Goal:
Sift the material for lines containing "increase", and return them.

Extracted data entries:
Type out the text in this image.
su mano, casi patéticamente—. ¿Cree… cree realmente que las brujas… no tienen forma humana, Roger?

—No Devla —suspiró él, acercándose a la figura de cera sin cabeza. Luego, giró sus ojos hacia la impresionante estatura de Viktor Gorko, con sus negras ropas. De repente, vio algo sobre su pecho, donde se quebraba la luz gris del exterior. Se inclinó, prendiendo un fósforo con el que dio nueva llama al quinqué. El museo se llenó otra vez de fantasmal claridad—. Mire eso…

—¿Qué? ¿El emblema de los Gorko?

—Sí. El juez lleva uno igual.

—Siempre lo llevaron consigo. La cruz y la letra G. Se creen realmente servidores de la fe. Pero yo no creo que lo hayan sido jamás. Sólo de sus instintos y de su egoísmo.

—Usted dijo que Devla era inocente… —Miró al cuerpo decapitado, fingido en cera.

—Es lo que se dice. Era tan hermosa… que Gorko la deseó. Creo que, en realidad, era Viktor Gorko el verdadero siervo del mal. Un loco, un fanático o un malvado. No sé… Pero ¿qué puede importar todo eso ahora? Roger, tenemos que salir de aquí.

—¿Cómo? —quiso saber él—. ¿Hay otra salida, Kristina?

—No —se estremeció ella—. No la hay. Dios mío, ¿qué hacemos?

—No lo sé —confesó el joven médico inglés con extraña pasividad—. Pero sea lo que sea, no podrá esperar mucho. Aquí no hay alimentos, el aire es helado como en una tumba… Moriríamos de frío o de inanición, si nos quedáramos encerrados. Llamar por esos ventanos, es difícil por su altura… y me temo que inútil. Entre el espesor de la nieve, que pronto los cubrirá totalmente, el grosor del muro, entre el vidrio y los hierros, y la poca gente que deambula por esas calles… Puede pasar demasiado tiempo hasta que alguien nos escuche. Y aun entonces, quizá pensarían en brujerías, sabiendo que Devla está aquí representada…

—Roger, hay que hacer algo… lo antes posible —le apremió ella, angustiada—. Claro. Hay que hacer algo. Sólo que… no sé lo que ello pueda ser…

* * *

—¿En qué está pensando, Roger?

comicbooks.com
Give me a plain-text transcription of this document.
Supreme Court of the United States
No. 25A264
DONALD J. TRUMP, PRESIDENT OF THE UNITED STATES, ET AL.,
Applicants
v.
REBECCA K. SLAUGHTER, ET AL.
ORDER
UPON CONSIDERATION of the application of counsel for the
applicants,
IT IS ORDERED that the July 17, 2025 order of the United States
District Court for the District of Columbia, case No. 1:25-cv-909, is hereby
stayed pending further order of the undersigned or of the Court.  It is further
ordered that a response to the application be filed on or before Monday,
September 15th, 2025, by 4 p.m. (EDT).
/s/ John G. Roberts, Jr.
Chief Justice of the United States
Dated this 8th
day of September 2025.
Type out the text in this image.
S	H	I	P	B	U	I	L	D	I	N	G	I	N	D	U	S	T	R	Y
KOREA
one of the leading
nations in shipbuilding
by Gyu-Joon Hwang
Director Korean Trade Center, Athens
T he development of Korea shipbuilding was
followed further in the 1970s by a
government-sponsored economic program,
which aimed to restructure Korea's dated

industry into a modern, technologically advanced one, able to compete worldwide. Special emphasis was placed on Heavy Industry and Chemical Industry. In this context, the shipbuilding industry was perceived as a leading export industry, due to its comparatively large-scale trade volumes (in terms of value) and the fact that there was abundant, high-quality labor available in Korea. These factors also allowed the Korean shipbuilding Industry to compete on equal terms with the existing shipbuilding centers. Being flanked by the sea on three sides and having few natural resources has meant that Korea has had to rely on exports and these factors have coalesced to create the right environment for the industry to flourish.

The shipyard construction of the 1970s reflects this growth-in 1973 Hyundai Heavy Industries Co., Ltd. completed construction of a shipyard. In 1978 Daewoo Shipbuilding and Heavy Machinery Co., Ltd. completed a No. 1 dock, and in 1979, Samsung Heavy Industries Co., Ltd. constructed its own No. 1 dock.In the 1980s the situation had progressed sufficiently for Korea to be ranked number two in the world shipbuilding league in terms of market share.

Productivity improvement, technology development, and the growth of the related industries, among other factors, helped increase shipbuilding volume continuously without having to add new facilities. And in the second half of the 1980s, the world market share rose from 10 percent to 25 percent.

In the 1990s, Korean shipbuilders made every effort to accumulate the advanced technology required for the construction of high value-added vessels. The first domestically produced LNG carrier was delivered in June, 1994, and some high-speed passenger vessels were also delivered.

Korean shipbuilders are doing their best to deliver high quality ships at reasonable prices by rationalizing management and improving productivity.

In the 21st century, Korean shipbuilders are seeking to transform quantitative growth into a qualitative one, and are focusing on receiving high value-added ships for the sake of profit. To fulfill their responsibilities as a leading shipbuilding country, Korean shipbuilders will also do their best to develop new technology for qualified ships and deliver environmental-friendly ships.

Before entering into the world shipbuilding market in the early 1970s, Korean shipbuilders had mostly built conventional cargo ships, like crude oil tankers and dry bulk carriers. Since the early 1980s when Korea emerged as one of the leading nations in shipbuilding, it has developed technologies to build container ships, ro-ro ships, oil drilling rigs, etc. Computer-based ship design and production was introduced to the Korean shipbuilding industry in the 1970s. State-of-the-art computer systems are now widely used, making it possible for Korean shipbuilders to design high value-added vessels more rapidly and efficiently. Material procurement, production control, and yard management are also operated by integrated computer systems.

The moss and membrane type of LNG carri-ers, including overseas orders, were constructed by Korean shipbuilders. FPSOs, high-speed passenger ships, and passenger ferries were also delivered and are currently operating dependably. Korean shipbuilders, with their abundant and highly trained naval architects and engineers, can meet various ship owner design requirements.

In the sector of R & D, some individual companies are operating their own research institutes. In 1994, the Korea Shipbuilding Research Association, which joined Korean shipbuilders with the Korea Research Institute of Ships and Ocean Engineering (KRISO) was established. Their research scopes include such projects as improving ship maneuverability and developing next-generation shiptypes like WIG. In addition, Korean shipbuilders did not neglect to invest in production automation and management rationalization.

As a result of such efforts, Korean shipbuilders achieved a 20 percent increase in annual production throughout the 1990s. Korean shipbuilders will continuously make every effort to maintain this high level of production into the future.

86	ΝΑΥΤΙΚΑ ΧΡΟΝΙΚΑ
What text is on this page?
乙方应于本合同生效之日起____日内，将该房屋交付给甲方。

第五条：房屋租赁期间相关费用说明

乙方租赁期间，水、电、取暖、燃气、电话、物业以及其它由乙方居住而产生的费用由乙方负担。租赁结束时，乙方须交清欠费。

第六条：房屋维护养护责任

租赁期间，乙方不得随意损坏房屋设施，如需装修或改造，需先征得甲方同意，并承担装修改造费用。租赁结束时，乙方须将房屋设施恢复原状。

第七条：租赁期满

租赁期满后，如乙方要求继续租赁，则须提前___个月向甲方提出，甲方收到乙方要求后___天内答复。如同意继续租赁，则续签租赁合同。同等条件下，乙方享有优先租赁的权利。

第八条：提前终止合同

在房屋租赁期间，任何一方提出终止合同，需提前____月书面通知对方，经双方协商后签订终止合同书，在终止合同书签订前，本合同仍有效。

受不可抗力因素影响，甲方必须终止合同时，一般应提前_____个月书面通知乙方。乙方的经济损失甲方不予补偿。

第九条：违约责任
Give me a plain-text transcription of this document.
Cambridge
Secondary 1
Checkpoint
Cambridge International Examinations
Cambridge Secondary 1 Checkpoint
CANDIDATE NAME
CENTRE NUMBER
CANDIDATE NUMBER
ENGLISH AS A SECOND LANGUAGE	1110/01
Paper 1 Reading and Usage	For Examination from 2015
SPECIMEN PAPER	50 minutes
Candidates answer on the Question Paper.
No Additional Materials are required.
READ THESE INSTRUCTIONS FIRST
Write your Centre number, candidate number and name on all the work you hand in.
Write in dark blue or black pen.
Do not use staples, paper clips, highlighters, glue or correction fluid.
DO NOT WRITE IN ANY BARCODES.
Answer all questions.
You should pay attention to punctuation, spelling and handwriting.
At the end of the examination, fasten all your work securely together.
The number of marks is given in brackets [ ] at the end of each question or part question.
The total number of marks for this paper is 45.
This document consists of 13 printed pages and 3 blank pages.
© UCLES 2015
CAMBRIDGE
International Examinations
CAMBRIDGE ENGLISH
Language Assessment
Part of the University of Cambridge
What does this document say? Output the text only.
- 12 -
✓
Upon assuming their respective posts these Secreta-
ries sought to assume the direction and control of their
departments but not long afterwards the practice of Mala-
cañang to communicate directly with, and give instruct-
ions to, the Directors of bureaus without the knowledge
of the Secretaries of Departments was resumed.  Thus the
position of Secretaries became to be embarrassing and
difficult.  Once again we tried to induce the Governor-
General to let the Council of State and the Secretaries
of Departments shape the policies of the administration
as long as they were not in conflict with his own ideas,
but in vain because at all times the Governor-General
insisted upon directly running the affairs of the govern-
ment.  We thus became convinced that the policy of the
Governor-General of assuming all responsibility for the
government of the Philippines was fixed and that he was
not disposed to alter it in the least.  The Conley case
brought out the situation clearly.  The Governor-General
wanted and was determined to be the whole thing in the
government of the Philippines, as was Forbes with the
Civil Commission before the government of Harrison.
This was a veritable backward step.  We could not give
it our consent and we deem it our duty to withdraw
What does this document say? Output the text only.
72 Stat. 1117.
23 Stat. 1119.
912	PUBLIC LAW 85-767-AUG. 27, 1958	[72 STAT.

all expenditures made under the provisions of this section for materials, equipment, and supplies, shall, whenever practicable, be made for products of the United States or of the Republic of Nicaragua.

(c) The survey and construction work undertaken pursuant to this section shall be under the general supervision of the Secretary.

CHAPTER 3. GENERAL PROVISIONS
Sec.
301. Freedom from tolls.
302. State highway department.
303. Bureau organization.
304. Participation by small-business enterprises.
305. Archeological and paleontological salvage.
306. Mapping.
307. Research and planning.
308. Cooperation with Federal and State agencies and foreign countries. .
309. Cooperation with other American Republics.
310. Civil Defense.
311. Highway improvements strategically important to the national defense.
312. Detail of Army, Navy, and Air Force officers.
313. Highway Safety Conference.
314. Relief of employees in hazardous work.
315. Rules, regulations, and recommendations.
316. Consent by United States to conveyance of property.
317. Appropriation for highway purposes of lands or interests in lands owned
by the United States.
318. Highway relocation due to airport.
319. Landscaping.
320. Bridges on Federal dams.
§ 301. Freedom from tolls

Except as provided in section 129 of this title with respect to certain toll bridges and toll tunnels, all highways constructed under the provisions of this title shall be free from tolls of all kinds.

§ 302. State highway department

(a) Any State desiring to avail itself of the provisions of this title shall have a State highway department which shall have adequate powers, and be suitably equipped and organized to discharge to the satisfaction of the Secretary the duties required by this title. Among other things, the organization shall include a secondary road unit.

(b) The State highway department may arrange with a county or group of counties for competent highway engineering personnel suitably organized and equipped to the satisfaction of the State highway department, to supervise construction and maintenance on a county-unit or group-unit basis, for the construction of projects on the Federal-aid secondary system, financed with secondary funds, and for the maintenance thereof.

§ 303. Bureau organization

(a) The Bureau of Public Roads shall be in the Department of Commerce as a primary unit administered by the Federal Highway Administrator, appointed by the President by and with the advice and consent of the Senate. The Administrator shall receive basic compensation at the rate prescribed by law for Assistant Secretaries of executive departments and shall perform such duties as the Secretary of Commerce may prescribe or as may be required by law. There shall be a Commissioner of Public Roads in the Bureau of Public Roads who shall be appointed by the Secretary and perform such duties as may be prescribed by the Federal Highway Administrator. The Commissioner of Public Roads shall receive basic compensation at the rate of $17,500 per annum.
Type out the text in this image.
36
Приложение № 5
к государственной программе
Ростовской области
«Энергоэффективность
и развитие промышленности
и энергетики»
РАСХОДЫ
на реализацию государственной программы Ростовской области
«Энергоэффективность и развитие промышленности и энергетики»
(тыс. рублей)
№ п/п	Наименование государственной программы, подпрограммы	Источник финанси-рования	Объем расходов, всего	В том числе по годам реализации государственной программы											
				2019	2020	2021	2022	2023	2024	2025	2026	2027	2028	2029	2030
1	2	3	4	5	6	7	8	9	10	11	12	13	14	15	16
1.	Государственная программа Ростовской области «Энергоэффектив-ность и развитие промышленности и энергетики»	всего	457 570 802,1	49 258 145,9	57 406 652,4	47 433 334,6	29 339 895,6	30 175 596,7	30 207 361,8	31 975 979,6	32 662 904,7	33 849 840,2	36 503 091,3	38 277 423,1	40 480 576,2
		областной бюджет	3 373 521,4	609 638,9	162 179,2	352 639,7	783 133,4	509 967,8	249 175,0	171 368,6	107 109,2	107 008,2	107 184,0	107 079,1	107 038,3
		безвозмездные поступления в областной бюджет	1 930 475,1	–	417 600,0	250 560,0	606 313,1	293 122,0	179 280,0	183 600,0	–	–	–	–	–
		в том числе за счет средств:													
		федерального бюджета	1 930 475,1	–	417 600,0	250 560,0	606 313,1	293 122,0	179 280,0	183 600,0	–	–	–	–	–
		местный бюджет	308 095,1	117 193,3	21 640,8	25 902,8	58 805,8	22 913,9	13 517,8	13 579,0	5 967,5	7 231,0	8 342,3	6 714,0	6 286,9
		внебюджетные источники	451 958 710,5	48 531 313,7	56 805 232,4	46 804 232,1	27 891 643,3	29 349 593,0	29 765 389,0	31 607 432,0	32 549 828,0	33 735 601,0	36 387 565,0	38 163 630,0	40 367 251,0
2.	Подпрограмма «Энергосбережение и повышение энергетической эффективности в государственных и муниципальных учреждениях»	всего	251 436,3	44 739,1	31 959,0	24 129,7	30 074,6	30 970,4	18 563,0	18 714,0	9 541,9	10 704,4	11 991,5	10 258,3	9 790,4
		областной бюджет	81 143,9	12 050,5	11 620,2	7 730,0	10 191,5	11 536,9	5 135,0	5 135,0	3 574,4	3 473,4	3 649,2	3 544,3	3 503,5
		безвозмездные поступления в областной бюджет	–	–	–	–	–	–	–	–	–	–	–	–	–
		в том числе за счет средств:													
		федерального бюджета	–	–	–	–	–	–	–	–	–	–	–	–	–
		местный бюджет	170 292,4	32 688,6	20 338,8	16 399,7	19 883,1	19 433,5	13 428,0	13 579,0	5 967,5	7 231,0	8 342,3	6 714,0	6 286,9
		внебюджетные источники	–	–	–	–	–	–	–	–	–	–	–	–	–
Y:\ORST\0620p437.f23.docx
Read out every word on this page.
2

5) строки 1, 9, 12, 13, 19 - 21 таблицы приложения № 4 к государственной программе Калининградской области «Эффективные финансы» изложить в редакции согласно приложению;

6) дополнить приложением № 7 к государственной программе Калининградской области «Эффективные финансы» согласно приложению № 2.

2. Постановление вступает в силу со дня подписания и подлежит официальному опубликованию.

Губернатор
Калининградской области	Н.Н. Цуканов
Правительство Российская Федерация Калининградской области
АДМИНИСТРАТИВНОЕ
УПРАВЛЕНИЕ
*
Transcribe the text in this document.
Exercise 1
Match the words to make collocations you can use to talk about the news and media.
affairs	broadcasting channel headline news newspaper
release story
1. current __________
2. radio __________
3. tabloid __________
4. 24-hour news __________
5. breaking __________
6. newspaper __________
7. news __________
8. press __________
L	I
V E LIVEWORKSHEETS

Completed exercise:
Productivity improvement, technology development, and the growth of the related industries, among other factors, helped increase shipbuilding volume continuously without having to add new facilities. And in the second half of the 1980s, the world market share rose from 10 percent to 25 percent.
As a result of such efforts, Korean shipbuilders achieved a 20 percent increase in annual production throughout the 1990s. Korean shipbuilders will continuously make every effort to maintain this high level of production into the future.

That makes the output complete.